(Figure dataset records)
══════

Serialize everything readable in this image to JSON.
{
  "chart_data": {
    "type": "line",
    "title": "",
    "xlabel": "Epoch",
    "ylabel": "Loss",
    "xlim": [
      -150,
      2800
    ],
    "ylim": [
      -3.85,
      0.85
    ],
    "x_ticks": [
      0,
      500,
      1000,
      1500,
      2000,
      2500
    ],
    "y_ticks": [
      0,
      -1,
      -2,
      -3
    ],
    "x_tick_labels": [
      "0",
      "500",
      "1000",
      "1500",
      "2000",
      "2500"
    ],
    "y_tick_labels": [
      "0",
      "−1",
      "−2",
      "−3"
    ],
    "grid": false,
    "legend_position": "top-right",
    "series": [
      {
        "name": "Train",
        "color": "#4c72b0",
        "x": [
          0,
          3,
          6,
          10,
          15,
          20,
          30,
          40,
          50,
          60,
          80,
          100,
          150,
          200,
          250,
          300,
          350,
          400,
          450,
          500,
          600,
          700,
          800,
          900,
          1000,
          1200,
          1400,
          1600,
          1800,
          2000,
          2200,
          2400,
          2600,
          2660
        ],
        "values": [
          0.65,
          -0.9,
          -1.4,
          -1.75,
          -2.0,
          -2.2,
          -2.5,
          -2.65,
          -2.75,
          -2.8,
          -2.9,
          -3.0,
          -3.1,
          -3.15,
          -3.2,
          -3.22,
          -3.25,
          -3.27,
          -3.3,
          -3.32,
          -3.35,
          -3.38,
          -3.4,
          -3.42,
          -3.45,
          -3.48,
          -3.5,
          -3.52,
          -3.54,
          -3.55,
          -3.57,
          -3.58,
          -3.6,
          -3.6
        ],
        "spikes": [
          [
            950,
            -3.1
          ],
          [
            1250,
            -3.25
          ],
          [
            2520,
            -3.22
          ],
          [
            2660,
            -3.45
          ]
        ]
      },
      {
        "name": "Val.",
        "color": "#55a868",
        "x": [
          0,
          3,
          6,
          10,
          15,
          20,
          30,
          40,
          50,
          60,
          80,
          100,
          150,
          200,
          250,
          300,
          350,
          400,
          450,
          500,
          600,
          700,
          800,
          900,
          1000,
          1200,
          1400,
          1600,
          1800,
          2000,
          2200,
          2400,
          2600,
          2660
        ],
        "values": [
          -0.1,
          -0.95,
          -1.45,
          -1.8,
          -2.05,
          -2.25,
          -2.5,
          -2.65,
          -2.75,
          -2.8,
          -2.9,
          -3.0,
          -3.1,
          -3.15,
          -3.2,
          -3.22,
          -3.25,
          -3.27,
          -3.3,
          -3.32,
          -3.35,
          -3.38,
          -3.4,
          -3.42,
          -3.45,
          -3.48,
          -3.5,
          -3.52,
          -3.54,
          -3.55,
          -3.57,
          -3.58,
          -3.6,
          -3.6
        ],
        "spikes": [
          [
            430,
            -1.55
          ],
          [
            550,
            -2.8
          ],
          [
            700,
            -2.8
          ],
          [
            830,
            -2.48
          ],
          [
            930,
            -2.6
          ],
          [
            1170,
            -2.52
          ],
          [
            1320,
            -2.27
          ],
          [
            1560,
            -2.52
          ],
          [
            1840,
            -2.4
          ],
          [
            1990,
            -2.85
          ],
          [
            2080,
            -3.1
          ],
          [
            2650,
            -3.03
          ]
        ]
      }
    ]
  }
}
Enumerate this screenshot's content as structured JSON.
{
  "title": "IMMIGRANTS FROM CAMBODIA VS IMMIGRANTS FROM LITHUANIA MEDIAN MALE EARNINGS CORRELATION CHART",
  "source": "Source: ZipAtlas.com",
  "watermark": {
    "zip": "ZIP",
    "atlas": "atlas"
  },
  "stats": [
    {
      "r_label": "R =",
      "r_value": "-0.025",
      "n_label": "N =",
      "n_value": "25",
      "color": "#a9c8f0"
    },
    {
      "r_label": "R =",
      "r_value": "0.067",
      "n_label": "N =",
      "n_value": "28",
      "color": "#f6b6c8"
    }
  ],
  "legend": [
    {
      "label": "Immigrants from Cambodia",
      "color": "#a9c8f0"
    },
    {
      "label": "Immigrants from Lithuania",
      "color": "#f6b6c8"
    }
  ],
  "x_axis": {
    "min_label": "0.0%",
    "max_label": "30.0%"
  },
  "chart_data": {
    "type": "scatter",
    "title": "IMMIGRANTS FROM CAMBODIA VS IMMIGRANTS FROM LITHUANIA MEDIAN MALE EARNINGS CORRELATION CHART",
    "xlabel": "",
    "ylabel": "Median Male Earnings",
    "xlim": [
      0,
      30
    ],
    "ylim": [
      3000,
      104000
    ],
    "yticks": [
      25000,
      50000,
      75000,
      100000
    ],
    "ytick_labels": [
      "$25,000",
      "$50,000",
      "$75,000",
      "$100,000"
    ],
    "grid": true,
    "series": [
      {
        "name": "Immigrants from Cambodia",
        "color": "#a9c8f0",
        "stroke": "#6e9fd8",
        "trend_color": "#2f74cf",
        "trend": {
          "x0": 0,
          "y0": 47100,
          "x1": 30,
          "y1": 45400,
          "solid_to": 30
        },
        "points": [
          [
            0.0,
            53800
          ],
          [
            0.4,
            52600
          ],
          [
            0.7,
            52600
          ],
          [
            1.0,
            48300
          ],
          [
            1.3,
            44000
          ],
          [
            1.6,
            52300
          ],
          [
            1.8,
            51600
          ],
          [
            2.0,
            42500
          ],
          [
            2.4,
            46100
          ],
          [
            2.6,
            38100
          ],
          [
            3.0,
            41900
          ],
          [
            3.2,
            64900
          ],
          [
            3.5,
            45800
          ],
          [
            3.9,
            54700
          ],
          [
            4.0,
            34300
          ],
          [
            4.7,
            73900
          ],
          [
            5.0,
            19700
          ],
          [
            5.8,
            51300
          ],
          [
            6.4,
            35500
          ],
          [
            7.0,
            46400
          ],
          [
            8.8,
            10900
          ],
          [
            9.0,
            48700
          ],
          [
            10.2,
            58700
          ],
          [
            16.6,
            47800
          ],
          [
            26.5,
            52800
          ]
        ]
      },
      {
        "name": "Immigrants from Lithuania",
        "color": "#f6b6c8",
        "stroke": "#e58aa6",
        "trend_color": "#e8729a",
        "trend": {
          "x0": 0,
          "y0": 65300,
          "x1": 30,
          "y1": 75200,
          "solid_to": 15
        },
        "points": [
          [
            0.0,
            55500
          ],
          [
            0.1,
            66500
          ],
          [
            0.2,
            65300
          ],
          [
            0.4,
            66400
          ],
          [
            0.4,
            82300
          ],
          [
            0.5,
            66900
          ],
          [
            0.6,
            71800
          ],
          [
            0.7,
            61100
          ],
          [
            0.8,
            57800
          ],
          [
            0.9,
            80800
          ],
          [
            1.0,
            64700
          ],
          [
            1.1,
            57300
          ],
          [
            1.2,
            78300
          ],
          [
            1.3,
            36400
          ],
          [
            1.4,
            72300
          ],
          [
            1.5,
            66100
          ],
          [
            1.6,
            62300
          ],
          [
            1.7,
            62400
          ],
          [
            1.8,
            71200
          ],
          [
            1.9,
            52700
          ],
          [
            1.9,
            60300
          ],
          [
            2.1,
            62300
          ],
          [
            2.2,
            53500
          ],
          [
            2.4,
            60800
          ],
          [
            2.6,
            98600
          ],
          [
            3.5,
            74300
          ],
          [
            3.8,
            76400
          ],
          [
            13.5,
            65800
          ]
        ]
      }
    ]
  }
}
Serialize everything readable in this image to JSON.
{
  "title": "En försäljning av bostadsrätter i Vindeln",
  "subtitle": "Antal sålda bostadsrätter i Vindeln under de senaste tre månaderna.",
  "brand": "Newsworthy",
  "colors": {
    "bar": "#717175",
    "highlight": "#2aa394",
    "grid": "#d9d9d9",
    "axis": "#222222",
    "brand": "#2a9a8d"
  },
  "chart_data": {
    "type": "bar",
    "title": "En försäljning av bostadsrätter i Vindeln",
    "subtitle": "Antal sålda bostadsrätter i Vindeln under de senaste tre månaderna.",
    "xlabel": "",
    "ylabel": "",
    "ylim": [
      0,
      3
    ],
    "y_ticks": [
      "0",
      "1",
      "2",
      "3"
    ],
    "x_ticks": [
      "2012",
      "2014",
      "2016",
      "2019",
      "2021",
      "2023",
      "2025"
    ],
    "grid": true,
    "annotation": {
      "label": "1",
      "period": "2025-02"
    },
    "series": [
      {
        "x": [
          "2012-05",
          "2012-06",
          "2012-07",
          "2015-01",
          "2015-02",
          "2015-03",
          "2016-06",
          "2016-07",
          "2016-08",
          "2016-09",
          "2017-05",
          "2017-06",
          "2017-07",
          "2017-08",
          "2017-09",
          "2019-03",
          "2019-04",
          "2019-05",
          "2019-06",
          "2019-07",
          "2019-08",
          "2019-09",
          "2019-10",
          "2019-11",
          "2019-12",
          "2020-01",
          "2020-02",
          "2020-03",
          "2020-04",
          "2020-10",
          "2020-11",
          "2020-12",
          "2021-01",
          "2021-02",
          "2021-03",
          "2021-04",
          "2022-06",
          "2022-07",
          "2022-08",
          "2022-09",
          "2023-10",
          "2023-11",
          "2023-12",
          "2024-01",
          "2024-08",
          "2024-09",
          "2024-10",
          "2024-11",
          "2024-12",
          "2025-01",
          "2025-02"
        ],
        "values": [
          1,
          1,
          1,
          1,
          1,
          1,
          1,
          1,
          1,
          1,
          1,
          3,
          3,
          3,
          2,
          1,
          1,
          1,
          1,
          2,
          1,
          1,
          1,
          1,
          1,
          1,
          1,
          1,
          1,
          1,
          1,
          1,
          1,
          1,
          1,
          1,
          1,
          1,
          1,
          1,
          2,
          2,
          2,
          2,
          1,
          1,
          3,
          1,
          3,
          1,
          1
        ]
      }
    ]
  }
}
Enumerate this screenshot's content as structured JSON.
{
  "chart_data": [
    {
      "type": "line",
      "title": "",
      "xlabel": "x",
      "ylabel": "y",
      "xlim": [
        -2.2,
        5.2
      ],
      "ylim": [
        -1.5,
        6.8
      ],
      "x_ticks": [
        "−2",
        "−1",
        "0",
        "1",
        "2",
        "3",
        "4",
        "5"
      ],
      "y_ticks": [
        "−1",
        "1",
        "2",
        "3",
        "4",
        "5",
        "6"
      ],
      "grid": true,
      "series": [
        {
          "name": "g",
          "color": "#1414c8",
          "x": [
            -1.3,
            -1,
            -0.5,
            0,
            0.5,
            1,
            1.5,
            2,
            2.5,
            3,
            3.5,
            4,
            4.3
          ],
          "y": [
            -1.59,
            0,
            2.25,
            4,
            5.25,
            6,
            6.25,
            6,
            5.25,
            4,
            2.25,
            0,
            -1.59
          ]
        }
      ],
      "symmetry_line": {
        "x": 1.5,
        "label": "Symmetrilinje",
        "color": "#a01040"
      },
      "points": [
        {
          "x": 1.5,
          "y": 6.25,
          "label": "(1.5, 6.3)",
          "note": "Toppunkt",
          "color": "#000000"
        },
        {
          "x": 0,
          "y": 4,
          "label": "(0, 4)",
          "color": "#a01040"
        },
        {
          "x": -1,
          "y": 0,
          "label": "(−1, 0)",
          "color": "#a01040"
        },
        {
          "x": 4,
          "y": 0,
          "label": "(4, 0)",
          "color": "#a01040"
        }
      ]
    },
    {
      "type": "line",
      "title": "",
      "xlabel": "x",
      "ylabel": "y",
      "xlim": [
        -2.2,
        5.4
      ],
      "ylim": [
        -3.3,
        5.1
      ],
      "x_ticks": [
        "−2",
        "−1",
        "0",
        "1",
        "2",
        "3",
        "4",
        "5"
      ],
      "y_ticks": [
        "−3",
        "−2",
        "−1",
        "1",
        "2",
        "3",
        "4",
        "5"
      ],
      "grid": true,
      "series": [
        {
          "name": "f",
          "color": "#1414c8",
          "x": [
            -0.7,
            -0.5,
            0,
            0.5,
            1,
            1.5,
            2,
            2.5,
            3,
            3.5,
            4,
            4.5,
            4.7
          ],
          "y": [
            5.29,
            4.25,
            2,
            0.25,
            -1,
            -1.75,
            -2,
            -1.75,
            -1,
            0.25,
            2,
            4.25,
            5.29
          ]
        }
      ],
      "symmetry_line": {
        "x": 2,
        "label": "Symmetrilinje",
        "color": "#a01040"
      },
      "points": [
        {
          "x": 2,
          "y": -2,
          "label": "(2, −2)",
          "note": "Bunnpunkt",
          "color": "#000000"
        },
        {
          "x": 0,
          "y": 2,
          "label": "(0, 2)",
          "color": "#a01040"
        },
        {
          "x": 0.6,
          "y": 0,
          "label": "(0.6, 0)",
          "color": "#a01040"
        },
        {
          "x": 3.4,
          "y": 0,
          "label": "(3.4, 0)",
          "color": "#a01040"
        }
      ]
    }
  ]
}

══════

### Goal
Write only the number of lines in the records that include the word "name".

### Right answer
6